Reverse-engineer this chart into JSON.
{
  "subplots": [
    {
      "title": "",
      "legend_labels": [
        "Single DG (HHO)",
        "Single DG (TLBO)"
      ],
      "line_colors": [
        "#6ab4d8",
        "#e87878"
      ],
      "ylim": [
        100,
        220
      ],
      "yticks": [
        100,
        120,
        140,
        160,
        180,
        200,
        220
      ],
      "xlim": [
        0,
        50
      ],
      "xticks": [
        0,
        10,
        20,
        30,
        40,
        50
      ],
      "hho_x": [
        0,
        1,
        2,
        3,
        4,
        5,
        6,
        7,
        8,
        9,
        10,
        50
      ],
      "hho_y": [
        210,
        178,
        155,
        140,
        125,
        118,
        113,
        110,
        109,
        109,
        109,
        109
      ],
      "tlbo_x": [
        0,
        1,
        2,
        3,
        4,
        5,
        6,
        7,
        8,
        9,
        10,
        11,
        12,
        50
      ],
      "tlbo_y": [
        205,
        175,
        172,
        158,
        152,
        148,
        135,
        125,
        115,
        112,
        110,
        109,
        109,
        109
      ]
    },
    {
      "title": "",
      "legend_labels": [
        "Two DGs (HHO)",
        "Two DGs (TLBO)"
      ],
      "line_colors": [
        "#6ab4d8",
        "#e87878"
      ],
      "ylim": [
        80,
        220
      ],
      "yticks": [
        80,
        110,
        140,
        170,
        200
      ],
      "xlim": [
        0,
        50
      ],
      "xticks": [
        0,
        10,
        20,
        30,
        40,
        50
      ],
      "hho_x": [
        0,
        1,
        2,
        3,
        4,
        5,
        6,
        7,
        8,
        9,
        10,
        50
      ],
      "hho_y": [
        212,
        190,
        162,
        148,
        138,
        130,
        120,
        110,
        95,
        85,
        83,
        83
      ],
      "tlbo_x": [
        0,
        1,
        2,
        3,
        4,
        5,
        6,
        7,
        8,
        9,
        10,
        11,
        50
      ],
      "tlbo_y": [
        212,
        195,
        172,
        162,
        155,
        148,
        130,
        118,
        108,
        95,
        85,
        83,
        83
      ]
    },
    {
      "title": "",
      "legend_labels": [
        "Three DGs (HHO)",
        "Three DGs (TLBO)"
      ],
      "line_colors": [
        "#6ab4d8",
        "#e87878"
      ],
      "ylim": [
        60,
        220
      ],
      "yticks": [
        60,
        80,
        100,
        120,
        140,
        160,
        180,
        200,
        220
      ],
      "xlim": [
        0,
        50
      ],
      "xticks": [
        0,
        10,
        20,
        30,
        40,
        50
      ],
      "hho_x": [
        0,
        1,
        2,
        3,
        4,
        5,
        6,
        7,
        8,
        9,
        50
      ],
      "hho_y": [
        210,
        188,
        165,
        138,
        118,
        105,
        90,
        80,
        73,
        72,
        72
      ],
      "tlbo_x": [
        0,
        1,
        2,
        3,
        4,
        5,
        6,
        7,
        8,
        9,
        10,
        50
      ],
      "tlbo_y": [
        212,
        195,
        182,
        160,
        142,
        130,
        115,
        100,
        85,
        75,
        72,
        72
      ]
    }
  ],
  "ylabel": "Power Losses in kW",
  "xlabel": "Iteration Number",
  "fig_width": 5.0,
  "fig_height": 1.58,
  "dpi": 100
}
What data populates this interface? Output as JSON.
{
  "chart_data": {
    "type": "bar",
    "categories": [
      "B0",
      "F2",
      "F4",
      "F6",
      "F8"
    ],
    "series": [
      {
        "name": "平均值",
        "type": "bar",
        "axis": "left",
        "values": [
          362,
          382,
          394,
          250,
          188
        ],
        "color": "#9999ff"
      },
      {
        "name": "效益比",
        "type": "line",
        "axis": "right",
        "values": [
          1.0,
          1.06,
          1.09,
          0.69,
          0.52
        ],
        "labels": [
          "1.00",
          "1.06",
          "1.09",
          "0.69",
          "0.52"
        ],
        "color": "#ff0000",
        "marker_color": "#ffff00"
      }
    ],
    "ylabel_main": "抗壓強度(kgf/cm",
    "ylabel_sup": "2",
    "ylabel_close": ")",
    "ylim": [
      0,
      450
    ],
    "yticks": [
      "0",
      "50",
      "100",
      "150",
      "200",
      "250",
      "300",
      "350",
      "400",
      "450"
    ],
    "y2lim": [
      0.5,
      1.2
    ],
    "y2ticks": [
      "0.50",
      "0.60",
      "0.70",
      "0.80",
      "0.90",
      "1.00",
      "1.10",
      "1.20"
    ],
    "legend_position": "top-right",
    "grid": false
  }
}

_Task description_
Each line of the listing above should be output exactly.

_Answer to this problem_
Reverse-engineer this chart into JSON.
{
  "subplots": [
    {
      "title": "",
      "legend_labels": [
        "Single DG (HHO)",
        "Single DG (TLBO)"
      ],
      "line_colors": [
        "#6ab4d8",
        "#e87878"
      ],
      "ylim": [
        100,
        220
      ],
      "yticks": [
        100,
        120,
        140,
        160,
        180,
        200,
        220
      ],
      "xlim": [
        0,
        50
      ],
      "xticks": [
        0,
        10,
        20,
        30,
        40,
        50
      ],
      "hho_x": [
        0,
        1,
        2,
        3,
        4,
        5,
        6,
        7,
        8,
        9,
        10,
        50
      ],
      "hho_y": [
        210,
        178,
        155,
        140,
        125,
        118,
        113,
        110,
        109,
        109,
        109,
        109
      ],
      "tlbo_x": [
        0,
        1,
        2,
        3,
        4,
        5,
        6,
        7,
        8,
        9,
        10,
        11,
        12,
        50
      ],
      "tlbo_y": [
        205,
        175,
        172,
        158,
        152,
        148,
        135,
        125,
        115,
        112,
        110,
        109,
        109,
        109
      ]
    },
    {
      "title": "",
      "legend_labels": [
        "Two DGs (HHO)",
        "Two DGs (TLBO)"
      ],
      "line_colors": [
        "#6ab4d8",
        "#e87878"
      ],
      "ylim": [
        80,
        220
      ],
      "yticks": [
        80,
        110,
        140,
        170,
        200
      ],
      "xlim": [
        0,
        50
      ],
      "xticks": [
        0,
        10,
        20,
        30,
        40,
        50
      ],
      "hho_x": [
        0,
        1,
        2,
        3,
        4,
        5,
        6,
        7,
        8,
        9,
        10,
        50
      ],
      "hho_y": [
        212,
        190,
        162,
        148,
        138,
        130,
        120,
        110,
        95,
        85,
        83,
        83
      ],
      "tlbo_x": [
        0,
        1,
        2,
        3,
        4,
        5,
        6,
        7,
        8,
        9,
        10,
        11,
        50
      ],
      "tlbo_y": [
        212,
        195,
        172,
        162,
        155,
        148,
        130,
        118,
        108,
        95,
        85,
        83,
        83
      ]
    },
    {
      "title": "",
      "legend_labels": [
        "Three DGs (HHO)",
        "Three DGs (TLBO)"
      ],
      "line_colors": [
        "#6ab4d8",
        "#e87878"
      ],
      "ylim": [
        60,
        220
      ],
      "yticks": [
        60,
        80,
        100,
        120,
        140,
        160,
        180,
        200,
        220
      ],
      "xlim": [
        0,
        50
      ],
      "xticks": [
        0,
        10,
        20,
        30,
        40,
        50
      ],
      "hho_x": [
        0,
        1,
        2,
        3,
        4,
        5,
        6,
        7,
        8,
        9,
        50
      ],
      "hho_y": [
        210,
        188,
        165,
        138,
        118,
        105,
        90,
        80,
        73,
        72,
        72
      ],
      "tlbo_x": [
        0,
        1,
        2,
        3,
        4,
        5,
        6,
        7,
        8,
        9,
        10,
        50
      ],
      "tlbo_y": [
        212,
        195,
        182,
        160,
        142,
        130,
        115,
        100,
        85,
        75,
        72,
        72
      ]
    }
  ],
  "ylabel": "Power Losses in kW",
  "xlabel": "Iteration Number",
  "fig_width": 5.0,
  "fig_height": 1.58,
  "dpi": 100
}
What data populates this interface? Output as JSON.
{
  "chart_data": {
    "type": "bar",
    "categories": [
      "B0",
      "F2",
      "F4",
      "F6",
      "F8"
    ],
    "series": [
      {
        "name": "平均值",
        "type": "bar",
        "axis": "left",
        "values": [
          362,
          382,
          394,
          250,
          188
        ],
        "color": "#9999ff"
      },
      {
        "name": "效益比",
        "type": "line",
        "axis": "right",
        "values": [
          1.0,
          1.06,
          1.09,
          0.69,
          0.52
        ],
        "labels": [
          "1.00",
          "1.06",
          "1.09",
          "0.69",
          "0.52"
        ],
        "color": "#ff0000",
        "marker_color": "#ffff00"
      }
    ],
    "ylabel_main": "抗壓強度(kgf/cm",
    "ylabel_sup": "2",
    "ylabel_close": ")",
    "ylim": [
      0,
      450
    ],
    "yticks": [
      "0",
      "50",
      "100",
      "150",
      "200",
      "250",
      "300",
      "350",
      "400",
      "450"
    ],
    "y2lim": [
      0.5,
      1.2
    ],
    "y2ticks": [
      "0.50",
      "0.60",
      "0.70",
      "0.80",
      "0.90",
      "1.00",
      "1.10",
      "1.20"
    ],
    "legend_position": "top-right",
    "grid": false
  }
}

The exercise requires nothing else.